··· The records ···
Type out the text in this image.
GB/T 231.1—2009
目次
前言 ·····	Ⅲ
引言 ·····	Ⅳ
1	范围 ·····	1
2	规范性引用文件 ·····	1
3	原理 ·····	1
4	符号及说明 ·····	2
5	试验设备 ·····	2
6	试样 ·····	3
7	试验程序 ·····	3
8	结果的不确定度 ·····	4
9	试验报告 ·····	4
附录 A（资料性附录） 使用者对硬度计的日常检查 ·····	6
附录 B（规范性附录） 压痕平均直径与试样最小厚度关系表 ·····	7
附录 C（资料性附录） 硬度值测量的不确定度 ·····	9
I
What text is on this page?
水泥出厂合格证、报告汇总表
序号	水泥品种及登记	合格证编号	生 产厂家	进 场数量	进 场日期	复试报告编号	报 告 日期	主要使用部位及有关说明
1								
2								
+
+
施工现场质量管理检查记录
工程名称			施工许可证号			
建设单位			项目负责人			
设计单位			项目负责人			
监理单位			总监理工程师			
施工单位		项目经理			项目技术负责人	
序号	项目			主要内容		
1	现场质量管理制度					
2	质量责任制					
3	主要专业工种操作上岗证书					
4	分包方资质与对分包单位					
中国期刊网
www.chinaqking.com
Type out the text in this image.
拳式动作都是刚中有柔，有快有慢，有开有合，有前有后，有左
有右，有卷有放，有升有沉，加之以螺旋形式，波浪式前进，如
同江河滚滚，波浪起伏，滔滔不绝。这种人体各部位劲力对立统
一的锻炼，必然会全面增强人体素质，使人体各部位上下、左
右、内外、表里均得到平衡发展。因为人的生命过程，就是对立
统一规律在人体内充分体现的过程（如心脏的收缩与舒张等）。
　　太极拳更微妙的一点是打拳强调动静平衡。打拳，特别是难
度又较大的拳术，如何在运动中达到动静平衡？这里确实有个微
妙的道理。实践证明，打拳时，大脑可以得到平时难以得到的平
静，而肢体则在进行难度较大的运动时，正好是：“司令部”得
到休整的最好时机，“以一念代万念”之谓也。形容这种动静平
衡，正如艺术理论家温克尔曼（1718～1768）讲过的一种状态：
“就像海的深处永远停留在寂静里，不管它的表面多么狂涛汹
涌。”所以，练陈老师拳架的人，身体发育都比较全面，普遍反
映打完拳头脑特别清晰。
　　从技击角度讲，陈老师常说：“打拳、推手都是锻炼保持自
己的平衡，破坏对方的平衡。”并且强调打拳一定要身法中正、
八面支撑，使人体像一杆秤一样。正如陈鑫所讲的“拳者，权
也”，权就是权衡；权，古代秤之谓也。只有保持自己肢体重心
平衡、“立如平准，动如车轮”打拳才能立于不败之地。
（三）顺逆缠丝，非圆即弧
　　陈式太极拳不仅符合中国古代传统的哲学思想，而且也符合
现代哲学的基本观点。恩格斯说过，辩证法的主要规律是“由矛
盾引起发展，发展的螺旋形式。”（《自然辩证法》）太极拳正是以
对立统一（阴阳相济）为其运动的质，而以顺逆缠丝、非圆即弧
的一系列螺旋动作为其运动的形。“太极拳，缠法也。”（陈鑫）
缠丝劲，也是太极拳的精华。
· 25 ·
···
▶ Description of the task
Retype the listing exactly, in full.

▶ Task response
Type out the text in this image.
GB/T 231.1—2009
目次
前言 ·····	Ⅲ
引言 ·····	Ⅳ
1	范围 ·····	1
2	规范性引用文件 ·····	1
3	原理 ·····	1
4	符号及说明 ·····	2
5	试验设备 ·····	2
6	试样 ·····	3
7	试验程序 ·····	3
8	结果的不确定度 ·····	4
9	试验报告 ·····	4
附录 A（资料性附录） 使用者对硬度计的日常检查 ·····	6
附录 B（规范性附录） 压痕平均直径与试样最小厚度关系表 ·····	7
附录 C（资料性附录） 硬度值测量的不确定度 ·····	9
I
What text is on this page?
水泥出厂合格证、报告汇总表
序号	水泥品种及登记	合格证编号	生 产厂家	进 场数量	进 场日期	复试报告编号	报 告 日期	主要使用部位及有关说明
1								
2								
+
+
施工现场质量管理检查记录
工程名称			施工许可证号			
建设单位			项目负责人			
设计单位			项目负责人			
监理单位			总监理工程师			
施工单位		项目经理			项目技术负责人	
序号	项目			主要内容		
1	现场质量管理制度					
2	质量责任制					
3	主要专业工种操作上岗证书					
4	分包方资质与对分包单位					
中国期刊网
www.chinaqking.com
Type out the text in this image.
拳式动作都是刚中有柔，有快有慢，有开有合，有前有后，有左
有右，有卷有放，有升有沉，加之以螺旋形式，波浪式前进，如
同江河滚滚，波浪起伏，滔滔不绝。这种人体各部位劲力对立统
一的锻炼，必然会全面增强人体素质，使人体各部位上下、左
右、内外、表里均得到平衡发展。因为人的生命过程，就是对立
统一规律在人体内充分体现的过程（如心脏的收缩与舒张等）。
　　太极拳更微妙的一点是打拳强调动静平衡。打拳，特别是难
度又较大的拳术，如何在运动中达到动静平衡？这里确实有个微
妙的道理。实践证明，打拳时，大脑可以得到平时难以得到的平
静，而肢体则在进行难度较大的运动时，正好是：“司令部”得
到休整的最好时机，“以一念代万念”之谓也。形容这种动静平
衡，正如艺术理论家温克尔曼（1718～1768）讲过的一种状态：
“就像海的深处永远停留在寂静里，不管它的表面多么狂涛汹
涌。”所以，练陈老师拳架的人，身体发育都比较全面，普遍反
映打完拳头脑特别清晰。
　　从技击角度讲，陈老师常说：“打拳、推手都是锻炼保持自
己的平衡，破坏对方的平衡。”并且强调打拳一定要身法中正、
八面支撑，使人体像一杆秤一样。正如陈鑫所讲的“拳者，权
也”，权就是权衡；权，古代秤之谓也。只有保持自己肢体重心
平衡、“立如平准，动如车轮”打拳才能立于不败之地。
（三）顺逆缠丝，非圆即弧
　　陈式太极拳不仅符合中国古代传统的哲学思想，而且也符合
现代哲学的基本观点。恩格斯说过，辩证法的主要规律是“由矛
盾引起发展，发展的螺旋形式。”（《自然辩证法》）太极拳正是以
对立统一（阴阳相济）为其运动的质，而以顺逆缠丝、非圆即弧
的一系列螺旋动作为其运动的形。“太极拳，缠法也。”（陈鑫）
缠丝劲，也是太极拳的精华。
· 25 ·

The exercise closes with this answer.